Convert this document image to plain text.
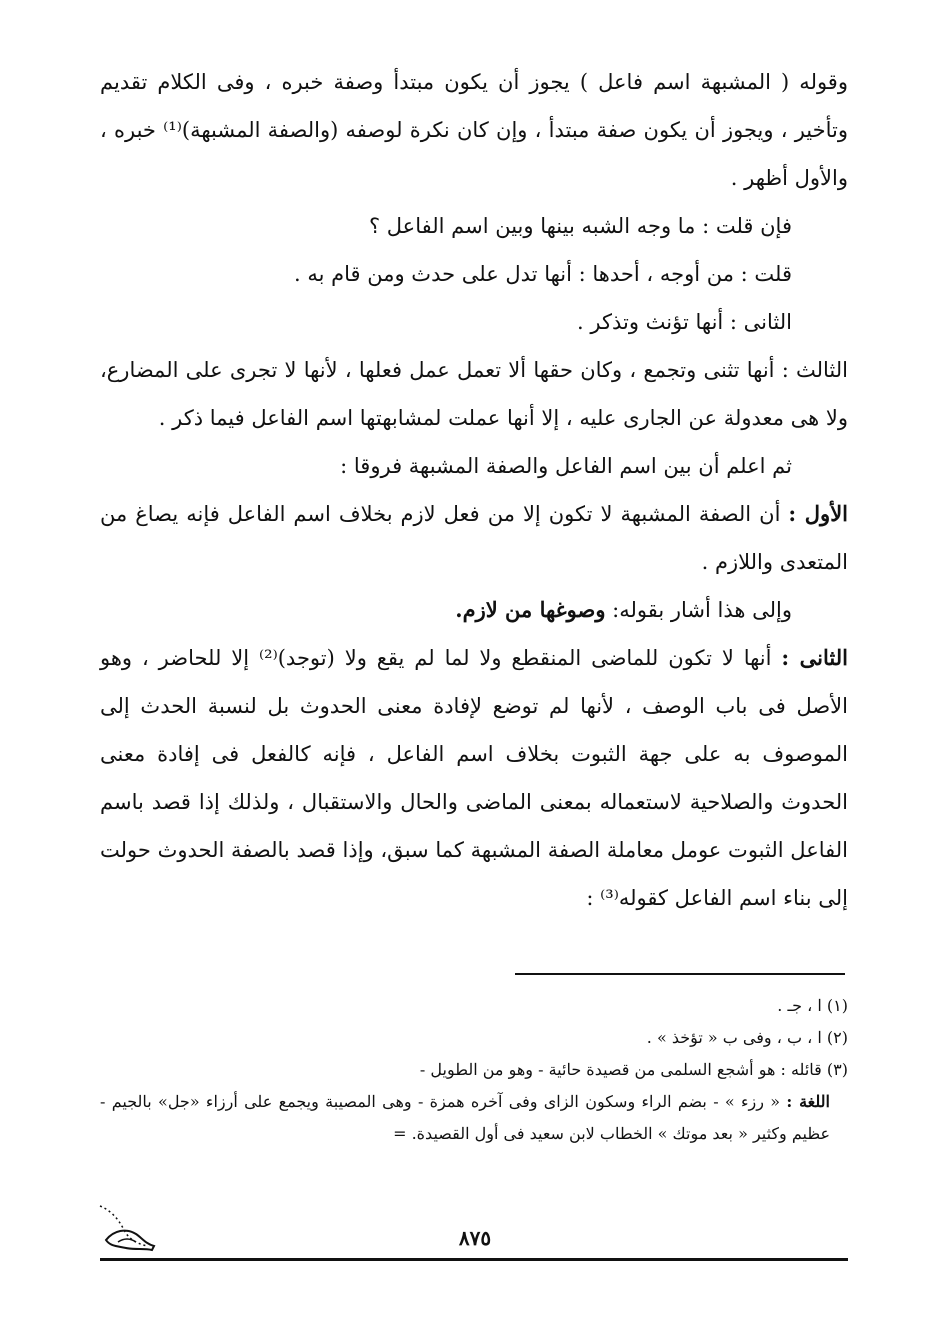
وقوله ( المشبهة اسم فاعل ) يجوز أن يكون مبتدأ وصفة خبره ، وفى الكلام تقديم وتأخير ، ويجوز أن يكون صفة مبتدأ ، وإن كان نكرة لوصفه (والصفة المشبهة)⁽¹⁾ خبره ، والأول أظهر .

فإن قلت : ما وجه الشبه بينها وبين اسم الفاعل ؟

قلت : من أوجه ، أحدها : أنها تدل على حدث ومن قام به .

الثانى : أنها تؤنث وتذكر .

الثالث : أنها تثنى وتجمع ، وكان حقها ألا تعمل عمل فعلها ، لأنها لا تجرى على المضارع، ولا هى معدولة عن الجارى عليه ، إلا أنها عملت لمشابهتها اسم الفاعل فيما ذكر .

ثم اعلم أن بين اسم الفاعل والصفة المشبهة فروقا :

الأول : أن الصفة المشبهة لا تكون إلا من فعل لازم بخلاف اسم الفاعل فإنه يصاغ من المتعدى واللازم .

وإلى هذا أشار بقوله: وصوغها من لازم.

الثانى : أنها لا تكون للماضى المنقطع ولا لما لم يقع ولا (توجد)⁽²⁾ إلا للحاضر ، وهو الأصل فى باب الوصف ، لأنها لم توضع لإفادة معنى الحدوث بل لنسبة الحدث إلى الموصوف به على جهة الثبوت بخلاف اسم الفاعل ، فإنه كالفعل فى إفادة معنى الحدوث والصلاحية لاستعماله بمعنى الماضى والحال والاستقبال ، ولذلك إذا قصد باسم الفاعل الثبوت عومل معاملة الصفة المشبهة كما سبق، وإذا قصد بالصفة الحدوث حولت إلى بناء اسم الفاعل كقوله⁽³⁾ :

(١) ا ، جـ .

(٢) ا ، ب ، وفى ب « تؤخذ » .

(٣) قائله : هو أشجع السلمى من قصيدة حائية - وهو من الطويل -

اللغة : « رزء » - بضم الراء وسكون الزاى وفى آخره همزة - وهى المصيبة ويجمع على أرزاء «جل» بالجيم - عظيم وكثير « بعد موتك » الخطاب لابن سعيد فى أول القصيدة. =

٨٧٥
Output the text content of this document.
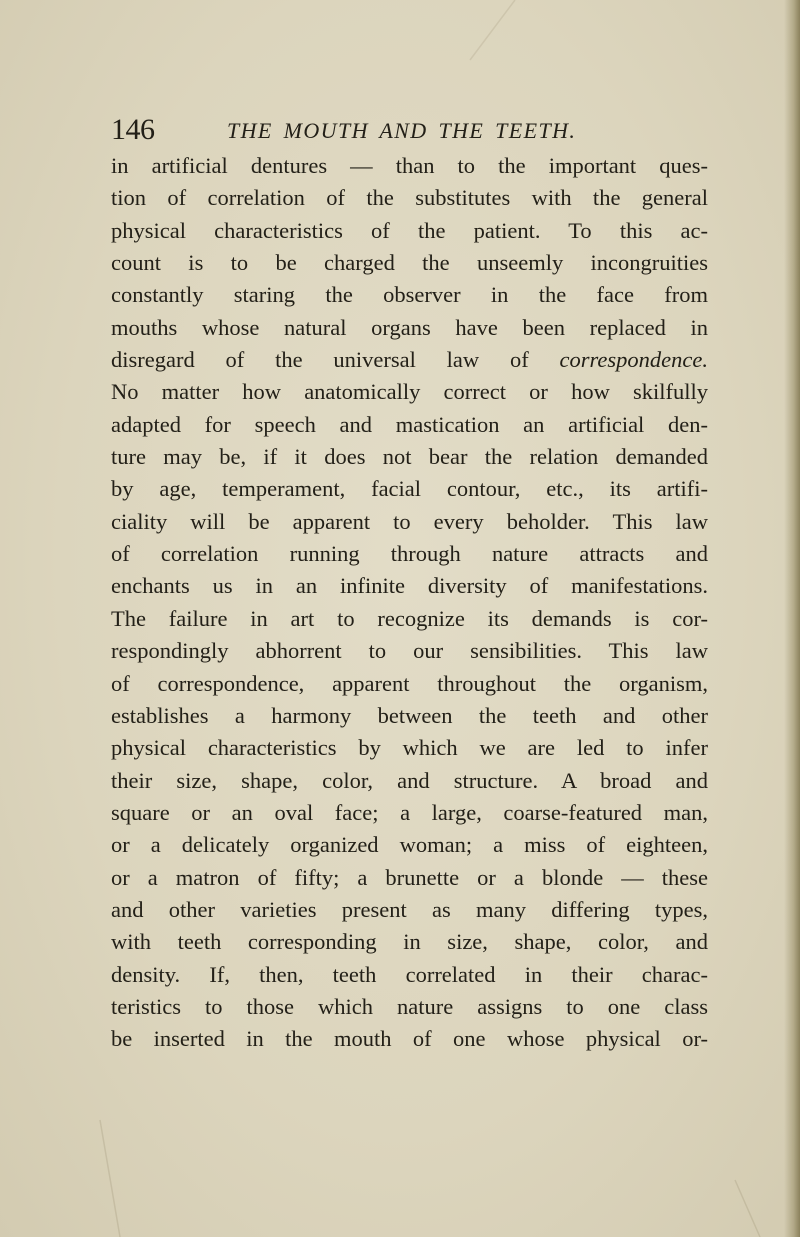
146	THE MOUTH AND THE TEETH.
in artificial dentures — than to the important ques-
tion of correlation of the substitutes with the general
physical characteristics of the patient. To this ac-
count is to be charged the unseemly incongruities
constantly staring the observer in the face from
mouths whose natural organs have been replaced in
disregard of the universal law of correspondence.
No matter how anatomically correct or how skilfully
adapted for speech and mastication an artificial den-
ture may be, if it does not bear the relation demanded
by age, temperament, facial contour, etc., its artifi-
ciality will be apparent to every beholder. This law
of correlation running through nature attracts and
enchants us in an infinite diversity of manifestations.
The failure in art to recognize its demands is cor-
respondingly abhorrent to our sensibilities. This law
of correspondence, apparent throughout the organism,
establishes a harmony between the teeth and other
physical characteristics by which we are led to infer
their size, shape, color, and structure. A broad and
square or an oval face; a large, coarse-featured man,
or a delicately organized woman; a miss of eighteen,
or a matron of fifty; a brunette or a blonde — these
and other varieties present as many differing types,
with teeth corresponding in size, shape, color, and
density. If, then, teeth correlated in their charac-
teristics to those which nature assigns to one class
be inserted in the mouth of one whose physical or-
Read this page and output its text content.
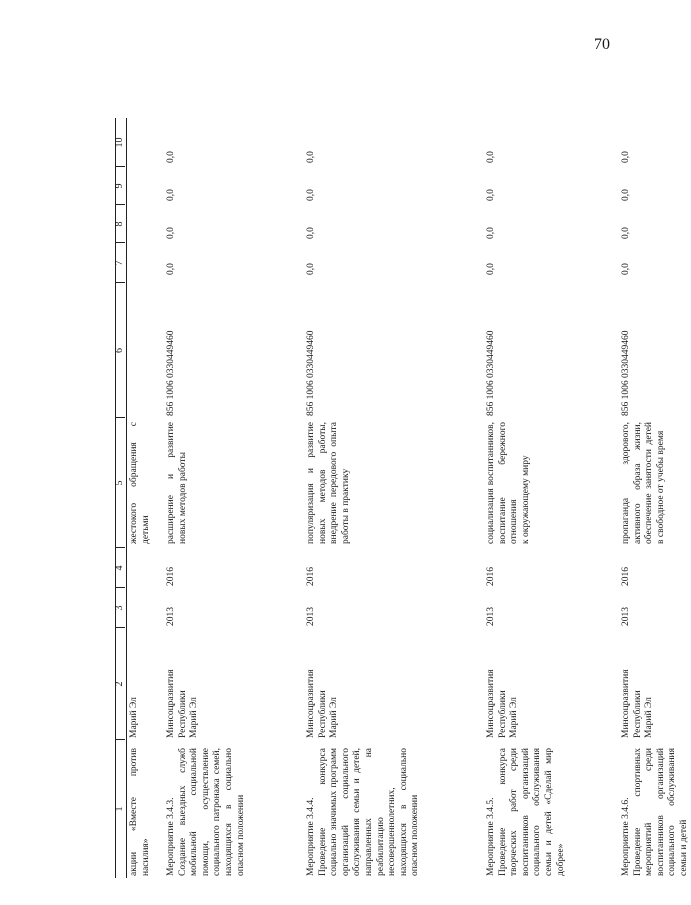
70
1
2
3
4
5
6
7
8
9
10
акции «Вместе против насилия»
Марий Эл
жестокого обращения с детьми
Мероприятие 3.4.3.
Создание выездных служб мобильной социальной помощи, осуществление социального патронажа семей, находящихся в социально опасном положении
Минсоцразвития
Республики
Марий Эл
2013
2016
расширение и развитие новых методов работы
856 1006 0330449460
0,0
0,0
0,0
0,0
Мероприятие 3.4.4.
Проведение конкурса социально значимых программ организаций социального обслуживания семьи и детей, направленных на реабилитацию несовершеннолетних, находящихся в социально опасном положении
Минсоцразвития
Республики
Марий Эл
2013
2016
популяризация и развитие новых методов работы, внедрение передового опыта работы в практику
856 1006 0330449460
0,0
0,0
0,0
0,0
Мероприятие 3.4.5.
Проведение конкурса творческих работ среди воспитанников организаций социального обслуживания семьи и детей «Сделай мир добрее»
Минсоцразвития
Республики
Марий Эл
2013
2016
социализация воспитанников, воспитание бережного отношения
к окружающему миру
856 1006 0330449460
0,0
0,0
0,0
0,0
Мероприятие 3.4.6.
Проведение спортивных мероприятий среди воспитанников организаций социального обслуживания семьи и детей
Минсоцразвития
Республики
Марий Эл
2013
2016
пропаганда здорового, активного образа жизни, обеспечение занятости детей в свободное от учебы время
856 1006 0330449460
0,0
0,0
0,0
0,0
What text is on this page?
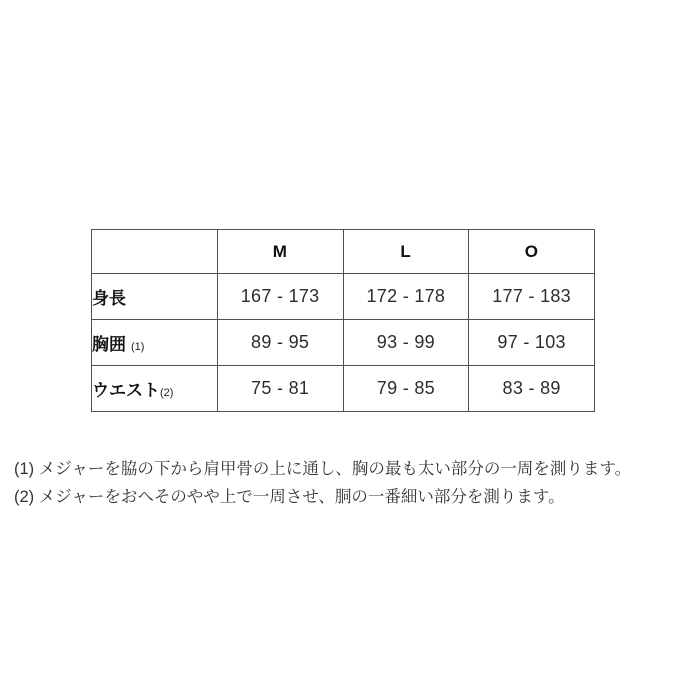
	M	L	O
身長	167 - 173	172 - 178	177 - 183
胸囲 (1)	89 - 95	93 - 99	97 - 103
ウエスト(2)	75 - 81	79 - 85	83 - 89
(1) メジャーを脇の下から肩甲骨の上に通し、胸の最も太い部分の一周を測ります。
(2) メジャーをおへそのやや上で一周させ、胴の一番細い部分を測ります。
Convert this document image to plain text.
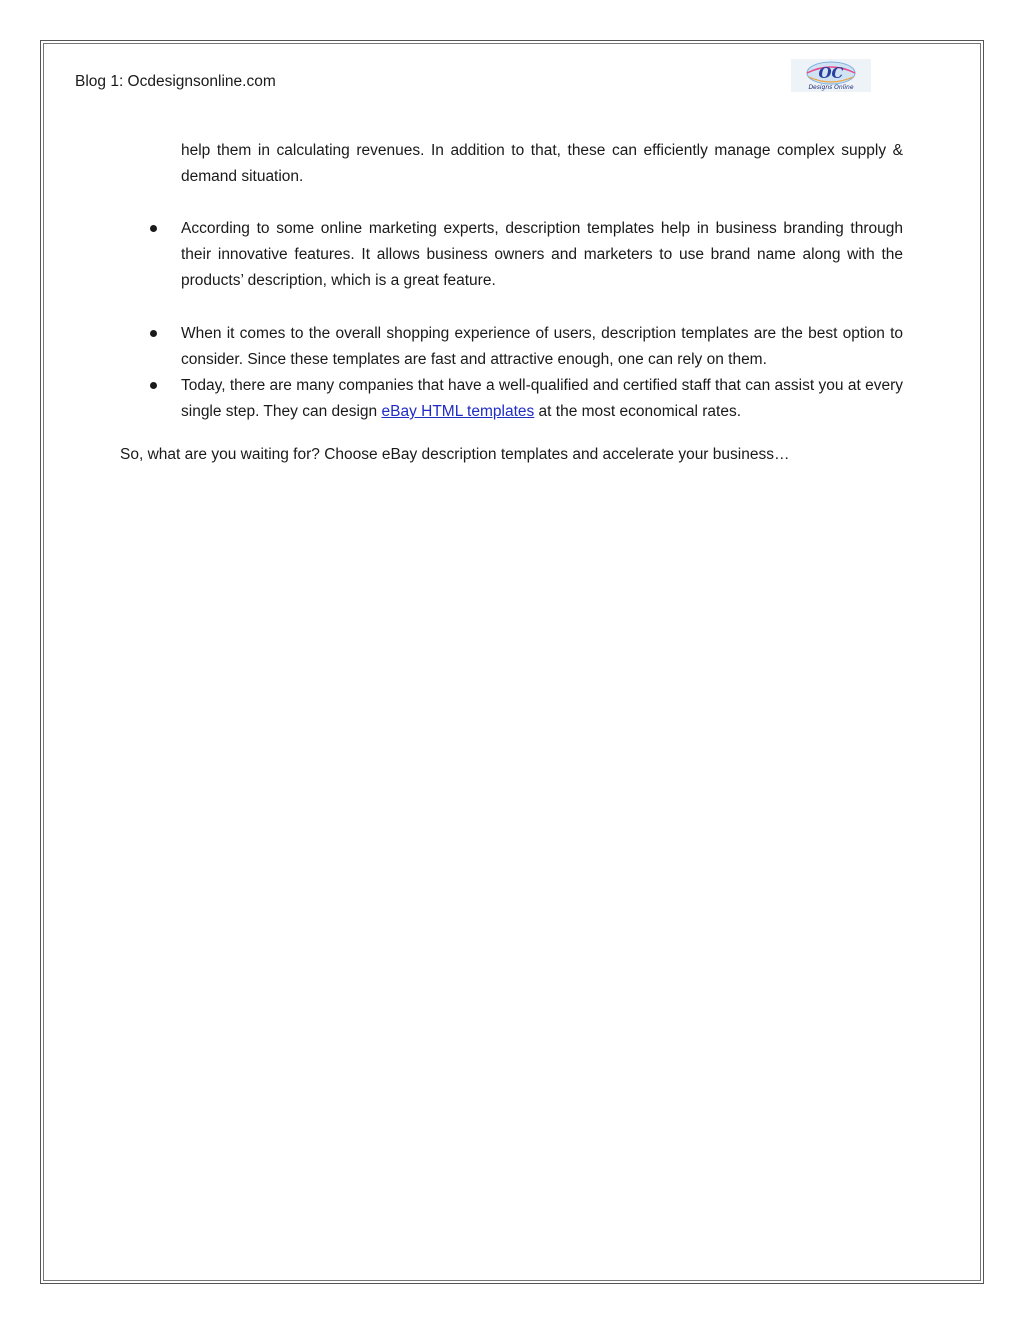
Blog 1: Ocdesignsonline.com	OC
Designs Online
help them in calculating revenues. In addition to that, these can efficiently manage complex supply & demand situation.
According to some online marketing experts, description templates help in business branding through their innovative features. It allows business owners and marketers to use brand name along with the products’ description, which is a great feature.
When it comes to the overall shopping experience of users, description templates are the best option to consider. Since these templates are fast and attractive enough, one can rely on them.
Today, there are many companies that have a well-qualified and certified staff that can assist you at every single step. They can design eBay HTML templates at the most economical rates.
So, what are you waiting for? Choose eBay description templates and accelerate your business…
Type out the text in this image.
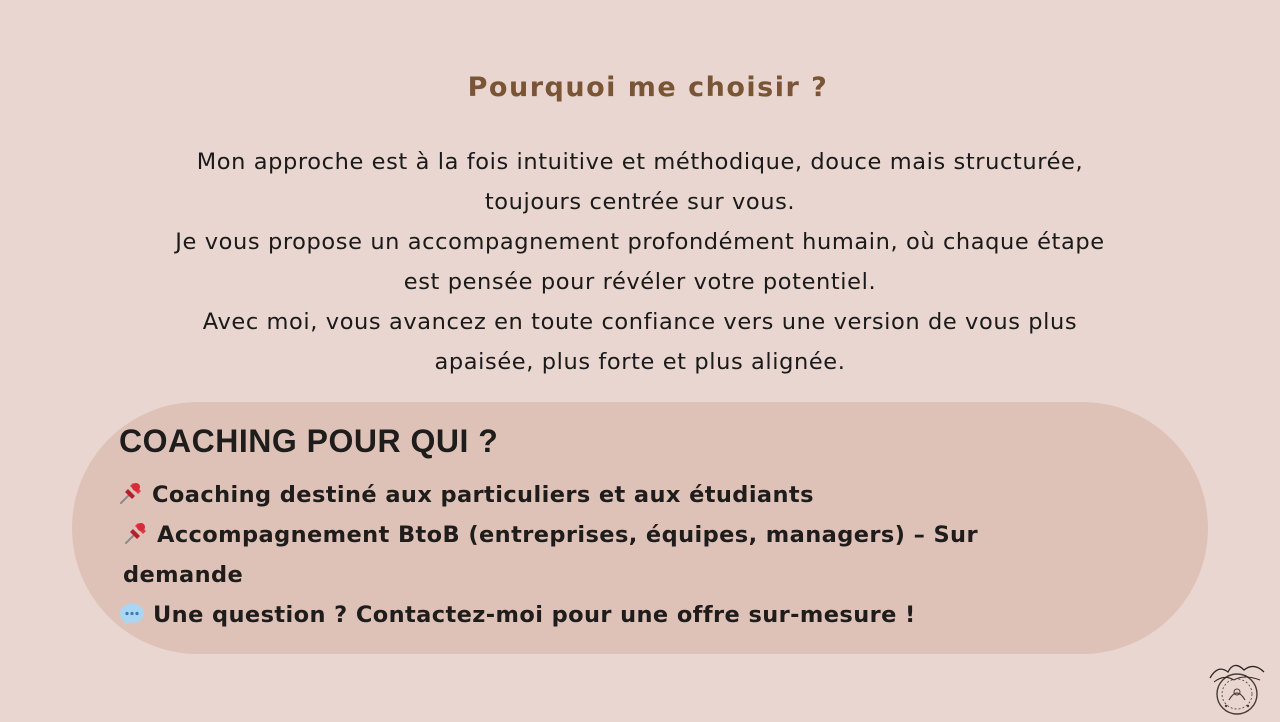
Pourquoi me choisir ?
Mon approche est à la fois intuitive et méthodique, douce mais structurée,
toujours centrée sur vous.
Je vous propose un accompagnement profondément humain, où chaque étape
est pensée pour révéler votre potentiel.
Avec moi, vous avancez en toute confiance vers une version de vous plus
apaisée, plus forte et plus alignée.
COACHING POUR QUI ?
Coaching destiné aux particuliers et aux étudiants
Accompagnement BtoB (entreprises, équipes, managers) – Sur demande
Une question ? Contactez-moi pour une offre sur-mesure !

◆ ◆ ◆ ◆ ◆

Do not include the images; transcribe the rest of the listing exactly.

[Written solution]
Convert this document image to plain text.
وقوله ( المشبهة اسم فاعل ) يجوز أن يكون مبتدأ وصفة خبره ، وفى الكلام تقديم وتأخير ، ويجوز أن يكون صفة مبتدأ ، وإن كان نكرة لوصفه (والصفة المشبهة)⁽¹⁾ خبره ، والأول أظهر .

فإن قلت : ما وجه الشبه بينها وبين اسم الفاعل ؟

قلت : من أوجه ، أحدها : أنها تدل على حدث ومن قام به .

الثانى : أنها تؤنث وتذكر .

الثالث : أنها تثنى وتجمع ، وكان حقها ألا تعمل عمل فعلها ، لأنها لا تجرى على المضارع، ولا هى معدولة عن الجارى عليه ، إلا أنها عملت لمشابهتها اسم الفاعل فيما ذكر .

ثم اعلم أن بين اسم الفاعل والصفة المشبهة فروقا :

الأول : أن الصفة المشبهة لا تكون إلا من فعل لازم بخلاف اسم الفاعل فإنه يصاغ من المتعدى واللازم .

وإلى هذا أشار بقوله: وصوغها من لازم.

الثانى : أنها لا تكون للماضى المنقطع ولا لما لم يقع ولا (توجد)⁽²⁾ إلا للحاضر ، وهو الأصل فى باب الوصف ، لأنها لم توضع لإفادة معنى الحدوث بل لنسبة الحدث إلى الموصوف به على جهة الثبوت بخلاف اسم الفاعل ، فإنه كالفعل فى إفادة معنى الحدوث والصلاحية لاستعماله بمعنى الماضى والحال والاستقبال ، ولذلك إذا قصد باسم الفاعل الثبوت عومل معاملة الصفة المشبهة كما سبق، وإذا قصد بالصفة الحدوث حولت إلى بناء اسم الفاعل كقوله⁽³⁾ :

(١) ا ، جـ .

(٢) ا ، ب ، وفى ب « تؤخذ » .

(٣) قائله : هو أشجع السلمى من قصيدة حائية - وهو من الطويل -

اللغة : « رزء » - بضم الراء وسكون الزاى وفى آخره همزة - وهى المصيبة ويجمع على أرزاء «جل» بالجيم - عظيم وكثير « بعد موتك » الخطاب لابن سعيد فى أول القصيدة. =

٨٧٥
Output the text content of this document.
146	THE MOUTH AND THE TEETH.
in artificial dentures — than to the important ques-
tion of correlation of the substitutes with the general
physical characteristics of the patient. To this ac-
count is to be charged the unseemly incongruities
constantly staring the observer in the face from
mouths whose natural organs have been replaced in
disregard of the universal law of correspondence.
No matter how anatomically correct or how skilfully
adapted for speech and mastication an artificial den-
ture may be, if it does not bear the relation demanded
by age, temperament, facial contour, etc., its artifi-
ciality will be apparent to every beholder. This law
of correlation running through nature attracts and
enchants us in an infinite diversity of manifestations.
The failure in art to recognize its demands is cor-
respondingly abhorrent to our sensibilities. This law
of correspondence, apparent throughout the organism,
establishes a harmony between the teeth and other
physical characteristics by which we are led to infer
their size, shape, color, and structure. A broad and
square or an oval face; a large, coarse-featured man,
or a delicately organized woman; a miss of eighteen,
or a matron of fifty; a brunette or a blonde — these
and other varieties present as many differing types,
with teeth corresponding in size, shape, color, and
density. If, then, teeth correlated in their charac-
teristics to those which nature assigns to one class
be inserted in the mouth of one whose physical or-
Read this page and output its text content.
70
1
2
3
4
5
6
7
8
9
10
акции «Вместе против насилия»
Марий Эл
жестокого обращения с детьми
Мероприятие 3.4.3.
Создание выездных служб мобильной социальной помощи, осуществление социального патронажа семей, находящихся в социально опасном положении
Минсоцразвития
Республики
Марий Эл
2013
2016
расширение и развитие новых методов работы
856 1006 0330449460
0,0
0,0
0,0
0,0
Мероприятие 3.4.4.
Проведение конкурса социально значимых программ организаций социального обслуживания семьи и детей, направленных на реабилитацию несовершеннолетних, находящихся в социально опасном положении
Минсоцразвития
Республики
Марий Эл
2013
2016
популяризация и развитие новых методов работы, внедрение передового опыта работы в практику
856 1006 0330449460
0,0
0,0
0,0
0,0
Мероприятие 3.4.5.
Проведение конкурса творческих работ среди воспитанников организаций социального обслуживания семьи и детей «Сделай мир добрее»
Минсоцразвития
Республики
Марий Эл
2013
2016
социализация воспитанников, воспитание бережного отношения
к окружающему миру
856 1006 0330449460
0,0
0,0
0,0
0,0
Мероприятие 3.4.6.
Проведение спортивных мероприятий среди воспитанников организаций социального обслуживания семьи и детей
Минсоцразвития
Республики
Марий Эл
2013
2016
пропаганда здорового, активного образа жизни, обеспечение занятости детей в свободное от учебы время
856 1006 0330449460
0,0
0,0
0,0
0,0
What text is on this page?
	M	L	O
身長	167 - 173	172 - 178	177 - 183
胸囲 (1)	89 - 95	93 - 99	97 - 103
ウエスト(2)	75 - 81	79 - 85	83 - 89
(1) メジャーを脇の下から肩甲骨の上に通し、胸の最も太い部分の一周を測ります。
(2) メジャーをおへそのやや上で一周させ、胴の一番細い部分を測ります。
Convert this document image to plain text.
Blog 1: Ocdesignsonline.com	OC
Designs Online
help them in calculating revenues. In addition to that, these can efficiently manage complex supply & demand situation.
According to some online marketing experts, description templates help in business branding through their innovative features. It allows business owners and marketers to use brand name along with the products’ description, which is a great feature.
When it comes to the overall shopping experience of users, description templates are the best option to consider. Since these templates are fast and attractive enough, one can rely on them.
Today, there are many companies that have a well-qualified and certified staff that can assist you at every single step. They can design eBay HTML templates at the most economical rates.
So, what are you waiting for? Choose eBay description templates and accelerate your business…
Type out the text in this image.
Pourquoi me choisir ?
Mon approche est à la fois intuitive et méthodique, douce mais structurée,
toujours centrée sur vous.
Je vous propose un accompagnement profondément humain, où chaque étape
est pensée pour révéler votre potentiel.
Avec moi, vous avancez en toute confiance vers une version de vous plus
apaisée, plus forte et plus alignée.
COACHING POUR QUI ?
Coaching destiné aux particuliers et aux étudiants
Accompagnement BtoB (entreprises, équipes, managers) – Sur demande
Une question ? Contactez-moi pour une offre sur-mesure !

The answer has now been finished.